▸ Direction
Extract every entry word for word.

▸ Exercise data

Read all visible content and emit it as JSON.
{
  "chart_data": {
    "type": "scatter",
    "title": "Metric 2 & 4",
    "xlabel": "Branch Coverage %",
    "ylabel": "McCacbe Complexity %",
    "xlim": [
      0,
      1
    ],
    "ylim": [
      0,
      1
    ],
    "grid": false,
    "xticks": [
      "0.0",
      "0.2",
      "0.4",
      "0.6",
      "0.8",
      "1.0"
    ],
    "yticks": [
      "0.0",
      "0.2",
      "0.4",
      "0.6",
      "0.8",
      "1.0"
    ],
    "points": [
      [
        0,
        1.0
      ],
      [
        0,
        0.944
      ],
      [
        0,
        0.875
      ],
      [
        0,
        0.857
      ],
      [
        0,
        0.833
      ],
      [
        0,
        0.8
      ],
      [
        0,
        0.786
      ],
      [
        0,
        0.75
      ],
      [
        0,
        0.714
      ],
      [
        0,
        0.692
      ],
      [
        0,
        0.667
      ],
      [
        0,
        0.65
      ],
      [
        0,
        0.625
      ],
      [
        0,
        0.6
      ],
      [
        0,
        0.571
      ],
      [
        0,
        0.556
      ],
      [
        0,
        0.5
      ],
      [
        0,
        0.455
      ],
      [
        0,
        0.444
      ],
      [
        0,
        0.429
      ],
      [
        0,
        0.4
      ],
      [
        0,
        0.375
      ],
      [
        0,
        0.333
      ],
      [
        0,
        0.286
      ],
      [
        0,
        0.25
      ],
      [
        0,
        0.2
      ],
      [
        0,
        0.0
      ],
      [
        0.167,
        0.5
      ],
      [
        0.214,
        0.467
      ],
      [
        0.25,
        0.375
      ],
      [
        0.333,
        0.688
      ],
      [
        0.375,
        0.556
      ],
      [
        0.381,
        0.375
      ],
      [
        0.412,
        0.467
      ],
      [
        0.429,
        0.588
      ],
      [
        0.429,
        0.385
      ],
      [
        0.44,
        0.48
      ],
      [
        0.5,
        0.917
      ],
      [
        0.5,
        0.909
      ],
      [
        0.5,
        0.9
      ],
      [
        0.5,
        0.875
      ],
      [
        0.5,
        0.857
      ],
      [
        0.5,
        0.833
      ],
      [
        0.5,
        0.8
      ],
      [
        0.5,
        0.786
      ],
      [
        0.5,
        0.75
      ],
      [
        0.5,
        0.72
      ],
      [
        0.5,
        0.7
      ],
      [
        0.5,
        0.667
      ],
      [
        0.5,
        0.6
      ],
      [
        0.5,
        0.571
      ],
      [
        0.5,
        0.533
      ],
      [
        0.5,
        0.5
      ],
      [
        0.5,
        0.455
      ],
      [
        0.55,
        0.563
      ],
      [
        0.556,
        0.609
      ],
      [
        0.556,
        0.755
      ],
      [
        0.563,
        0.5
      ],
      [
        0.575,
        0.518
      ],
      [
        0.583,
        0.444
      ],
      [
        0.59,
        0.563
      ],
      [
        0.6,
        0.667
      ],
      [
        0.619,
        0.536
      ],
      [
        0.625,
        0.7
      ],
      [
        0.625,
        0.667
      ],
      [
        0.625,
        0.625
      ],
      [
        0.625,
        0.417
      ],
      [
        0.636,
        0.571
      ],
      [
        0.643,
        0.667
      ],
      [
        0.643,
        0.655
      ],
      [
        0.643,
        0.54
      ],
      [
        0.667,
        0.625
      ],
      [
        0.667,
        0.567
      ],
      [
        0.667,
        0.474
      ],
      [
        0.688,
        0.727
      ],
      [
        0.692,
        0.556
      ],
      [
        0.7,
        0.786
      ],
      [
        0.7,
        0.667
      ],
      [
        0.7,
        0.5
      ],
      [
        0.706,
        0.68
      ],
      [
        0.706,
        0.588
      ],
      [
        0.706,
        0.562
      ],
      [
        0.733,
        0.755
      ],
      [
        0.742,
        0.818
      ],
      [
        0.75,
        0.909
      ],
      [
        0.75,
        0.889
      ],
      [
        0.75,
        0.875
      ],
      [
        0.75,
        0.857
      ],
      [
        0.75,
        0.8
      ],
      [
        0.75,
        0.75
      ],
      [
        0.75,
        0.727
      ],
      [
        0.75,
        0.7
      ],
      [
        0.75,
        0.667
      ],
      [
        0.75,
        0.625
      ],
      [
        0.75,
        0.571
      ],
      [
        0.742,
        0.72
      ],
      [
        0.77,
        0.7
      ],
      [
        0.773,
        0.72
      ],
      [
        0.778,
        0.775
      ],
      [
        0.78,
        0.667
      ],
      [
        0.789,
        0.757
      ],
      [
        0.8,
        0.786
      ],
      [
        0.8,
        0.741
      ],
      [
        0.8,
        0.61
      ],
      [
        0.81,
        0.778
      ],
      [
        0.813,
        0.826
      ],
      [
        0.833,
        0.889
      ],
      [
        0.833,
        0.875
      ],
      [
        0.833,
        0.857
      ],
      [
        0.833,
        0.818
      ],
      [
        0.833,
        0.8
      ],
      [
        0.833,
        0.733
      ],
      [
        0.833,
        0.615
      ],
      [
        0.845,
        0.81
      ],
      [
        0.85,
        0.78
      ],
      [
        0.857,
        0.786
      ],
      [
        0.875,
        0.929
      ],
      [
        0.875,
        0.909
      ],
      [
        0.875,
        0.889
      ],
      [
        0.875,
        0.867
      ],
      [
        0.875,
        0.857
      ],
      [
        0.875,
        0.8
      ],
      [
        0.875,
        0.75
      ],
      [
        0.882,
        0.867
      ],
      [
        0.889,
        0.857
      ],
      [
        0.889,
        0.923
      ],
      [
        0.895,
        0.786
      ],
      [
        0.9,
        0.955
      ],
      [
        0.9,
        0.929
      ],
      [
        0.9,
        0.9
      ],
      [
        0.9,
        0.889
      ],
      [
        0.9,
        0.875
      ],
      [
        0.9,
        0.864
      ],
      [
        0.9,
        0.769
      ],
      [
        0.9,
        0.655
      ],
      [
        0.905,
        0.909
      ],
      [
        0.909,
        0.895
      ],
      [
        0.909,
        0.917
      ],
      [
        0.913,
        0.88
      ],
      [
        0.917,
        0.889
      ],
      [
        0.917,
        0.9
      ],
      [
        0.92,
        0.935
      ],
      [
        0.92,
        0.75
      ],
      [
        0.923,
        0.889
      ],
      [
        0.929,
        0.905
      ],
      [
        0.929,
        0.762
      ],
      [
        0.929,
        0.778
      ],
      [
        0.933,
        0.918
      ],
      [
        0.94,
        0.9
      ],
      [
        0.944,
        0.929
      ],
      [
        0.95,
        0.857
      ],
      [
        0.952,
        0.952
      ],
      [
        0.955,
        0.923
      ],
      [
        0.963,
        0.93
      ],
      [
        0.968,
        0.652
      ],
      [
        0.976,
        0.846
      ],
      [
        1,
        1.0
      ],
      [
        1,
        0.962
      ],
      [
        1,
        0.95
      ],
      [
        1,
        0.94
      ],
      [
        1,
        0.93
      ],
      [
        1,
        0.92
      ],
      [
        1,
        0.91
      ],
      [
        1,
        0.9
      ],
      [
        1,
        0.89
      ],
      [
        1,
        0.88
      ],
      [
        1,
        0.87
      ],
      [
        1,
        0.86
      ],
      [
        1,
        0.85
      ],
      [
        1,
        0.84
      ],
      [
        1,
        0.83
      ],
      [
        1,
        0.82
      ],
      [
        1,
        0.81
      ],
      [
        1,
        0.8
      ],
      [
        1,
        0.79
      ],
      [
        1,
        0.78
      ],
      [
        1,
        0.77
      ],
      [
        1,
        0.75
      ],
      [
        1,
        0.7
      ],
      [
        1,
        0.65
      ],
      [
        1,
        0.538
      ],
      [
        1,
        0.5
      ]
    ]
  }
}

▸ Full output
Read all visible content and emit it as JSON.
{
  "chart_data": {
    "type": "scatter",
    "title": "Metric 2 & 4",
    "xlabel": "Branch Coverage %",
    "ylabel": "McCacbe Complexity %",
    "xlim": [
      0,
      1
    ],
    "ylim": [
      0,
      1
    ],
    "grid": false,
    "xticks": [
      "0.0",
      "0.2",
      "0.4",
      "0.6",
      "0.8",
      "1.0"
    ],
    "yticks": [
      "0.0",
      "0.2",
      "0.4",
      "0.6",
      "0.8",
      "1.0"
    ],
    "points": [
      [
        0,
        1.0
      ],
      [
        0,
        0.944
      ],
      [
        0,
        0.875
      ],
      [
        0,
        0.857
      ],
      [
        0,
        0.833
      ],
      [
        0,
        0.8
      ],
      [
        0,
        0.786
      ],
      [
        0,
        0.75
      ],
      [
        0,
        0.714
      ],
      [
        0,
        0.692
      ],
      [
        0,
        0.667
      ],
      [
        0,
        0.65
      ],
      [
        0,
        0.625
      ],
      [
        0,
        0.6
      ],
      [
        0,
        0.571
      ],
      [
        0,
        0.556
      ],
      [
        0,
        0.5
      ],
      [
        0,
        0.455
      ],
      [
        0,
        0.444
      ],
      [
        0,
        0.429
      ],
      [
        0,
        0.4
      ],
      [
        0,
        0.375
      ],
      [
        0,
        0.333
      ],
      [
        0,
        0.286
      ],
      [
        0,
        0.25
      ],
      [
        0,
        0.2
      ],
      [
        0,
        0.0
      ],
      [
        0.167,
        0.5
      ],
      [
        0.214,
        0.467
      ],
      [
        0.25,
        0.375
      ],
      [
        0.333,
        0.688
      ],
      [
        0.375,
        0.556
      ],
      [
        0.381,
        0.375
      ],
      [
        0.412,
        0.467
      ],
      [
        0.429,
        0.588
      ],
      [
        0.429,
        0.385
      ],
      [
        0.44,
        0.48
      ],
      [
        0.5,
        0.917
      ],
      [
        0.5,
        0.909
      ],
      [
        0.5,
        0.9
      ],
      [
        0.5,
        0.875
      ],
      [
        0.5,
        0.857
      ],
      [
        0.5,
        0.833
      ],
      [
        0.5,
        0.8
      ],
      [
        0.5,
        0.786
      ],
      [
        0.5,
        0.75
      ],
      [
        0.5,
        0.72
      ],
      [
        0.5,
        0.7
      ],
      [
        0.5,
        0.667
      ],
      [
        0.5,
        0.6
      ],
      [
        0.5,
        0.571
      ],
      [
        0.5,
        0.533
      ],
      [
        0.5,
        0.5
      ],
      [
        0.5,
        0.455
      ],
      [
        0.55,
        0.563
      ],
      [
        0.556,
        0.609
      ],
      [
        0.556,
        0.755
      ],
      [
        0.563,
        0.5
      ],
      [
        0.575,
        0.518
      ],
      [
        0.583,
        0.444
      ],
      [
        0.59,
        0.563
      ],
      [
        0.6,
        0.667
      ],
      [
        0.619,
        0.536
      ],
      [
        0.625,
        0.7
      ],
      [
        0.625,
        0.667
      ],
      [
        0.625,
        0.625
      ],
      [
        0.625,
        0.417
      ],
      [
        0.636,
        0.571
      ],
      [
        0.643,
        0.667
      ],
      [
        0.643,
        0.655
      ],
      [
        0.643,
        0.54
      ],
      [
        0.667,
        0.625
      ],
      [
        0.667,
        0.567
      ],
      [
        0.667,
        0.474
      ],
      [
        0.688,
        0.727
      ],
      [
        0.692,
        0.556
      ],
      [
        0.7,
        0.786
      ],
      [
        0.7,
        0.667
      ],
      [
        0.7,
        0.5
      ],
      [
        0.706,
        0.68
      ],
      [
        0.706,
        0.588
      ],
      [
        0.706,
        0.562
      ],
      [
        0.733,
        0.755
      ],
      [
        0.742,
        0.818
      ],
      [
        0.75,
        0.909
      ],
      [
        0.75,
        0.889
      ],
      [
        0.75,
        0.875
      ],
      [
        0.75,
        0.857
      ],
      [
        0.75,
        0.8
      ],
      [
        0.75,
        0.75
      ],
      [
        0.75,
        0.727
      ],
      [
        0.75,
        0.7
      ],
      [
        0.75,
        0.667
      ],
      [
        0.75,
        0.625
      ],
      [
        0.75,
        0.571
      ],
      [
        0.742,
        0.72
      ],
      [
        0.77,
        0.7
      ],
      [
        0.773,
        0.72
      ],
      [
        0.778,
        0.775
      ],
      [
        0.78,
        0.667
      ],
      [
        0.789,
        0.757
      ],
      [
        0.8,
        0.786
      ],
      [
        0.8,
        0.741
      ],
      [
        0.8,
        0.61
      ],
      [
        0.81,
        0.778
      ],
      [
        0.813,
        0.826
      ],
      [
        0.833,
        0.889
      ],
      [
        0.833,
        0.875
      ],
      [
        0.833,
        0.857
      ],
      [
        0.833,
        0.818
      ],
      [
        0.833,
        0.8
      ],
      [
        0.833,
        0.733
      ],
      [
        0.833,
        0.615
      ],
      [
        0.845,
        0.81
      ],
      [
        0.85,
        0.78
      ],
      [
        0.857,
        0.786
      ],
      [
        0.875,
        0.929
      ],
      [
        0.875,
        0.909
      ],
      [
        0.875,
        0.889
      ],
      [
        0.875,
        0.867
      ],
      [
        0.875,
        0.857
      ],
      [
        0.875,
        0.8
      ],
      [
        0.875,
        0.75
      ],
      [
        0.882,
        0.867
      ],
      [
        0.889,
        0.857
      ],
      [
        0.889,
        0.923
      ],
      [
        0.895,
        0.786
      ],
      [
        0.9,
        0.955
      ],
      [
        0.9,
        0.929
      ],
      [
        0.9,
        0.9
      ],
      [
        0.9,
        0.889
      ],
      [
        0.9,
        0.875
      ],
      [
        0.9,
        0.864
      ],
      [
        0.9,
        0.769
      ],
      [
        0.9,
        0.655
      ],
      [
        0.905,
        0.909
      ],
      [
        0.909,
        0.895
      ],
      [
        0.909,
        0.917
      ],
      [
        0.913,
        0.88
      ],
      [
        0.917,
        0.889
      ],
      [
        0.917,
        0.9
      ],
      [
        0.92,
        0.935
      ],
      [
        0.92,
        0.75
      ],
      [
        0.923,
        0.889
      ],
      [
        0.929,
        0.905
      ],
      [
        0.929,
        0.762
      ],
      [
        0.929,
        0.778
      ],
      [
        0.933,
        0.918
      ],
      [
        0.94,
        0.9
      ],
      [
        0.944,
        0.929
      ],
      [
        0.95,
        0.857
      ],
      [
        0.952,
        0.952
      ],
      [
        0.955,
        0.923
      ],
      [
        0.963,
        0.93
      ],
      [
        0.968,
        0.652
      ],
      [
        0.976,
        0.846
      ],
      [
        1,
        1.0
      ],
      [
        1,
        0.962
      ],
      [
        1,
        0.95
      ],
      [
        1,
        0.94
      ],
      [
        1,
        0.93
      ],
      [
        1,
        0.92
      ],
      [
        1,
        0.91
      ],
      [
        1,
        0.9
      ],
      [
        1,
        0.89
      ],
      [
        1,
        0.88
      ],
      [
        1,
        0.87
      ],
      [
        1,
        0.86
      ],
      [
        1,
        0.85
      ],
      [
        1,
        0.84
      ],
      [
        1,
        0.83
      ],
      [
        1,
        0.82
      ],
      [
        1,
        0.81
      ],
      [
        1,
        0.8
      ],
      [
        1,
        0.79
      ],
      [
        1,
        0.78
      ],
      [
        1,
        0.77
      ],
      [
        1,
        0.75
      ],
      [
        1,
        0.7
      ],
      [
        1,
        0.65
      ],
      [
        1,
        0.538
      ],
      [
        1,
        0.5
      ]
    ]
  }
}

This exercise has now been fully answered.